Take the data that follows and retype it word for word.

### Available data ###

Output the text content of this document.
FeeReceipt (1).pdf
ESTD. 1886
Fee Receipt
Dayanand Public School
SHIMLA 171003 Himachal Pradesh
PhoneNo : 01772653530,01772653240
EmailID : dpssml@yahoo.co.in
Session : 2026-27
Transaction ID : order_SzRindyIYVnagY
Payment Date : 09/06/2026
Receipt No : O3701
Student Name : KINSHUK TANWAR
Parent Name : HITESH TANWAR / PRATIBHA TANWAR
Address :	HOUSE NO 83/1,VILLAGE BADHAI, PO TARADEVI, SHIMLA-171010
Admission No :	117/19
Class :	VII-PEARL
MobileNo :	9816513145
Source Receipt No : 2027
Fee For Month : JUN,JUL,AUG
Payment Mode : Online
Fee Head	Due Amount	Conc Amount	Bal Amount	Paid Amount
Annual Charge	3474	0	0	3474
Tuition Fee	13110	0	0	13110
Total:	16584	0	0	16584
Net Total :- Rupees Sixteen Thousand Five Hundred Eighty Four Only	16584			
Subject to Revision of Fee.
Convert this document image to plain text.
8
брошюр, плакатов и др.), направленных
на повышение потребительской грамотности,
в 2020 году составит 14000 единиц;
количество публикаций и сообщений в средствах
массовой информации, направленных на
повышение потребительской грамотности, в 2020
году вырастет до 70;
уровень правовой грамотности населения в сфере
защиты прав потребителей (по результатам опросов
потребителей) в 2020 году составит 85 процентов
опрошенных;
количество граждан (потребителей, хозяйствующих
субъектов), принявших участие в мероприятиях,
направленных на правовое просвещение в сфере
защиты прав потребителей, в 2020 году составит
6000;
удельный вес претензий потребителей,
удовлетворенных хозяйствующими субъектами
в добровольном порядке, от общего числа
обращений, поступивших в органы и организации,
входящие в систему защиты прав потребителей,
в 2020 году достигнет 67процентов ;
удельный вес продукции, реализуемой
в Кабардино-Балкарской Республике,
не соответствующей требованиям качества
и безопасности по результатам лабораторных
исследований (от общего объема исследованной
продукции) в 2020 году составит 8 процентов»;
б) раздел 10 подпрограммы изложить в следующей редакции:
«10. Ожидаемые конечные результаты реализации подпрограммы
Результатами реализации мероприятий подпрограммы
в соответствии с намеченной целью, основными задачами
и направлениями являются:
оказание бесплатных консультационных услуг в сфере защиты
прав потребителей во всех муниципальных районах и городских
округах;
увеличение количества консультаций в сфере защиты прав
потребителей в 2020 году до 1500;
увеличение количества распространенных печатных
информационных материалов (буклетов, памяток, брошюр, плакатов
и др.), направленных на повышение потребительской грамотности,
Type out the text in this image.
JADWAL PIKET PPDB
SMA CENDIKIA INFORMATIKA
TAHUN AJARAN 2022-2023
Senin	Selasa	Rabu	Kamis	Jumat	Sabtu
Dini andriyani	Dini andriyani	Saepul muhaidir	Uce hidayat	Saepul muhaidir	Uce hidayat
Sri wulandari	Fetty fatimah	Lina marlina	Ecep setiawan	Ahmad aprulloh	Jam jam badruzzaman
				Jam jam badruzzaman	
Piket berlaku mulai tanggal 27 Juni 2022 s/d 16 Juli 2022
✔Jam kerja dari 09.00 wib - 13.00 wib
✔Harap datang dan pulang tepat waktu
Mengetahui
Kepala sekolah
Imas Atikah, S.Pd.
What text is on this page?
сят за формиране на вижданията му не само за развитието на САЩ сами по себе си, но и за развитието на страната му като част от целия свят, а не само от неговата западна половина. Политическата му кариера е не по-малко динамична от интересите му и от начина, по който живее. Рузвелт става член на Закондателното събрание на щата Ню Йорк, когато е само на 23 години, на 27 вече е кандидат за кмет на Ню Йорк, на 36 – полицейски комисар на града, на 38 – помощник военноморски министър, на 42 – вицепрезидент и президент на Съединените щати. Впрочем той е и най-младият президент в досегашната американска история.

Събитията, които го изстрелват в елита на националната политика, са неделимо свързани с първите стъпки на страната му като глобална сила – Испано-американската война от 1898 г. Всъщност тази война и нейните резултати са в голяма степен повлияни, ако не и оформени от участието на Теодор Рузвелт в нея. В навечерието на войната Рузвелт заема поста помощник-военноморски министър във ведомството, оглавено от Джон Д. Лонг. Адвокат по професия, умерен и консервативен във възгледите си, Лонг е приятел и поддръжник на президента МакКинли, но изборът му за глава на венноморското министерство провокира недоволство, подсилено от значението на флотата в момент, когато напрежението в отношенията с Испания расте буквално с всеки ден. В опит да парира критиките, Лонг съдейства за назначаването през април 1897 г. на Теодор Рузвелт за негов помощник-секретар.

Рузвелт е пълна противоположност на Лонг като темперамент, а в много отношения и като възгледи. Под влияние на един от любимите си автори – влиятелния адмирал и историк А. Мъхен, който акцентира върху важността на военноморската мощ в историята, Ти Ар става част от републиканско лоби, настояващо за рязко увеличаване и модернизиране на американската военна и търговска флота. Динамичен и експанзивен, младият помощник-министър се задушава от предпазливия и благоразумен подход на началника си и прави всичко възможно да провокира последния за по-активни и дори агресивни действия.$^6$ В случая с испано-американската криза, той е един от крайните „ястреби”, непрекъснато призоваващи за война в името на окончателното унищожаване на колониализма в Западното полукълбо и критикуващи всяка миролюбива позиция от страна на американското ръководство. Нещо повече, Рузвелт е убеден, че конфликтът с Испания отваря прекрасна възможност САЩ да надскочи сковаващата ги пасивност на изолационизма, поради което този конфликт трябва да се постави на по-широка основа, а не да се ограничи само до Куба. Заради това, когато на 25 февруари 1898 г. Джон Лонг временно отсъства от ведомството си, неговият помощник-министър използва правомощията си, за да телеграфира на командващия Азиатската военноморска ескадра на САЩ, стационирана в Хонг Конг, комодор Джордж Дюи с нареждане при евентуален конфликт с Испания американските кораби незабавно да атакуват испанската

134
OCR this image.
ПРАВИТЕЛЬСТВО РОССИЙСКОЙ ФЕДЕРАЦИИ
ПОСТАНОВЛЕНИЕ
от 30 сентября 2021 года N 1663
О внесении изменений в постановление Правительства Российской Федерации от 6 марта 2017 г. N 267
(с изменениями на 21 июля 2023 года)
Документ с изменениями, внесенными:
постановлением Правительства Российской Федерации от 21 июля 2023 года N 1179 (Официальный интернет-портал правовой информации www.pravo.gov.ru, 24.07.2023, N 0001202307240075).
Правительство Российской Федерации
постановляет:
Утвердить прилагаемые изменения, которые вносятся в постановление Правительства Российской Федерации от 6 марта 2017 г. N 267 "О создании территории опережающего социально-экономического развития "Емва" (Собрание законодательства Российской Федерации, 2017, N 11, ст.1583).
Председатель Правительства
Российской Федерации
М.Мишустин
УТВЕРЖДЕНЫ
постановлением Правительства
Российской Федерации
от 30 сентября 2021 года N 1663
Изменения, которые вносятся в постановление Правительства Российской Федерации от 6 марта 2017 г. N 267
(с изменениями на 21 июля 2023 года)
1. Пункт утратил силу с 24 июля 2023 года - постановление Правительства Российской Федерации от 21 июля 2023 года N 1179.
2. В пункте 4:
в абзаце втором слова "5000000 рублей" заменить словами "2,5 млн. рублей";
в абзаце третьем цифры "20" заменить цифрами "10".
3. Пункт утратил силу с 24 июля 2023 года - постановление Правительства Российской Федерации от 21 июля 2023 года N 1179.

###

Result for this task:
Output the text content of this document.
FeeReceipt (1).pdf
ESTD. 1886
Fee Receipt
Dayanand Public School
SHIMLA 171003 Himachal Pradesh
PhoneNo : 01772653530,01772653240
EmailID : dpssml@yahoo.co.in
Session : 2026-27
Transaction ID : order_SzRindyIYVnagY
Payment Date : 09/06/2026
Receipt No : O3701
Student Name : KINSHUK TANWAR
Parent Name : HITESH TANWAR / PRATIBHA TANWAR
Address :	HOUSE NO 83/1,VILLAGE BADHAI, PO TARADEVI, SHIMLA-171010
Admission No :	117/19
Class :	VII-PEARL
MobileNo :	9816513145
Source Receipt No : 2027
Fee For Month : JUN,JUL,AUG
Payment Mode : Online
Fee Head	Due Amount	Conc Amount	Bal Amount	Paid Amount
Annual Charge	3474	0	0	3474
Tuition Fee	13110	0	0	13110
Total:	16584	0	0	16584
Net Total :- Rupees Sixteen Thousand Five Hundred Eighty Four Only	16584			
Subject to Revision of Fee.
Convert this document image to plain text.
8
брошюр, плакатов и др.), направленных
на повышение потребительской грамотности,
в 2020 году составит 14000 единиц;
количество публикаций и сообщений в средствах
массовой информации, направленных на
повышение потребительской грамотности, в 2020
году вырастет до 70;
уровень правовой грамотности населения в сфере
защиты прав потребителей (по результатам опросов
потребителей) в 2020 году составит 85 процентов
опрошенных;
количество граждан (потребителей, хозяйствующих
субъектов), принявших участие в мероприятиях,
направленных на правовое просвещение в сфере
защиты прав потребителей, в 2020 году составит
6000;
удельный вес претензий потребителей,
удовлетворенных хозяйствующими субъектами
в добровольном порядке, от общего числа
обращений, поступивших в органы и организации,
входящие в систему защиты прав потребителей,
в 2020 году достигнет 67процентов ;
удельный вес продукции, реализуемой
в Кабардино-Балкарской Республике,
не соответствующей требованиям качества
и безопасности по результатам лабораторных
исследований (от общего объема исследованной
продукции) в 2020 году составит 8 процентов»;
б) раздел 10 подпрограммы изложить в следующей редакции:
«10. Ожидаемые конечные результаты реализации подпрограммы
Результатами реализации мероприятий подпрограммы
в соответствии с намеченной целью, основными задачами
и направлениями являются:
оказание бесплатных консультационных услуг в сфере защиты
прав потребителей во всех муниципальных районах и городских
округах;
увеличение количества консультаций в сфере защиты прав
потребителей в 2020 году до 1500;
увеличение количества распространенных печатных
информационных материалов (буклетов, памяток, брошюр, плакатов
и др.), направленных на повышение потребительской грамотности,
Type out the text in this image.
JADWAL PIKET PPDB
SMA CENDIKIA INFORMATIKA
TAHUN AJARAN 2022-2023
Senin	Selasa	Rabu	Kamis	Jumat	Sabtu
Dini andriyani	Dini andriyani	Saepul muhaidir	Uce hidayat	Saepul muhaidir	Uce hidayat
Sri wulandari	Fetty fatimah	Lina marlina	Ecep setiawan	Ahmad aprulloh	Jam jam badruzzaman
				Jam jam badruzzaman	
Piket berlaku mulai tanggal 27 Juni 2022 s/d 16 Juli 2022
✔Jam kerja dari 09.00 wib - 13.00 wib
✔Harap datang dan pulang tepat waktu
Mengetahui
Kepala sekolah
Imas Atikah, S.Pd.
What text is on this page?
сят за формиране на вижданията му не само за развитието на САЩ сами по себе си, но и за развитието на страната му като част от целия свят, а не само от неговата западна половина. Политическата му кариера е не по-малко динамична от интересите му и от начина, по който живее. Рузвелт става член на Закондателното събрание на щата Ню Йорк, когато е само на 23 години, на 27 вече е кандидат за кмет на Ню Йорк, на 36 – полицейски комисар на града, на 38 – помощник военноморски министър, на 42 – вицепрезидент и президент на Съединените щати. Впрочем той е и най-младият президент в досегашната американска история.

Събитията, които го изстрелват в елита на националната политика, са неделимо свързани с първите стъпки на страната му като глобална сила – Испано-американската война от 1898 г. Всъщност тази война и нейните резултати са в голяма степен повлияни, ако не и оформени от участието на Теодор Рузвелт в нея. В навечерието на войната Рузвелт заема поста помощник-военноморски министър във ведомството, оглавено от Джон Д. Лонг. Адвокат по професия, умерен и консервативен във възгледите си, Лонг е приятел и поддръжник на президента МакКинли, но изборът му за глава на венноморското министерство провокира недоволство, подсилено от значението на флотата в момент, когато напрежението в отношенията с Испания расте буквално с всеки ден. В опит да парира критиките, Лонг съдейства за назначаването през април 1897 г. на Теодор Рузвелт за негов помощник-секретар.

Рузвелт е пълна противоположност на Лонг като темперамент, а в много отношения и като възгледи. Под влияние на един от любимите си автори – влиятелния адмирал и историк А. Мъхен, който акцентира върху важността на военноморската мощ в историята, Ти Ар става част от републиканско лоби, настояващо за рязко увеличаване и модернизиране на американската военна и търговска флота. Динамичен и експанзивен, младият помощник-министър се задушава от предпазливия и благоразумен подход на началника си и прави всичко възможно да провокира последния за по-активни и дори агресивни действия.$^6$ В случая с испано-американската криза, той е един от крайните „ястреби”, непрекъснато призоваващи за война в името на окончателното унищожаване на колониализма в Западното полукълбо и критикуващи всяка миролюбива позиция от страна на американското ръководство. Нещо повече, Рузвелт е убеден, че конфликтът с Испания отваря прекрасна възможност САЩ да надскочи сковаващата ги пасивност на изолационизма, поради което този конфликт трябва да се постави на по-широка основа, а не да се ограничи само до Куба. Заради това, когато на 25 февруари 1898 г. Джон Лонг временно отсъства от ведомството си, неговият помощник-министър използва правомощията си, за да телеграфира на командващия Азиатската военноморска ескадра на САЩ, стационирана в Хонг Конг, комодор Джордж Дюи с нареждане при евентуален конфликт с Испания американските кораби незабавно да атакуват испанската

134
OCR this image.
ПРАВИТЕЛЬСТВО РОССИЙСКОЙ ФЕДЕРАЦИИ
ПОСТАНОВЛЕНИЕ
от 30 сентября 2021 года N 1663
О внесении изменений в постановление Правительства Российской Федерации от 6 марта 2017 г. N 267
(с изменениями на 21 июля 2023 года)
Документ с изменениями, внесенными:
постановлением Правительства Российской Федерации от 21 июля 2023 года N 1179 (Официальный интернет-портал правовой информации www.pravo.gov.ru, 24.07.2023, N 0001202307240075).
Правительство Российской Федерации
постановляет:
Утвердить прилагаемые изменения, которые вносятся в постановление Правительства Российской Федерации от 6 марта 2017 г. N 267 "О создании территории опережающего социально-экономического развития "Емва" (Собрание законодательства Российской Федерации, 2017, N 11, ст.1583).
Председатель Правительства
Российской Федерации
М.Мишустин
УТВЕРЖДЕНЫ
постановлением Правительства
Российской Федерации
от 30 сентября 2021 года N 1663
Изменения, которые вносятся в постановление Правительства Российской Федерации от 6 марта 2017 г. N 267
(с изменениями на 21 июля 2023 года)
1. Пункт утратил силу с 24 июля 2023 года - постановление Правительства Российской Федерации от 21 июля 2023 года N 1179.
2. В пункте 4:
в абзаце втором слова "5000000 рублей" заменить словами "2,5 млн. рублей";
в абзаце третьем цифры "20" заменить цифрами "10".
3. Пункт утратил силу с 24 июля 2023 года - постановление Правительства Российской Федерации от 21 июля 2023 года N 1179.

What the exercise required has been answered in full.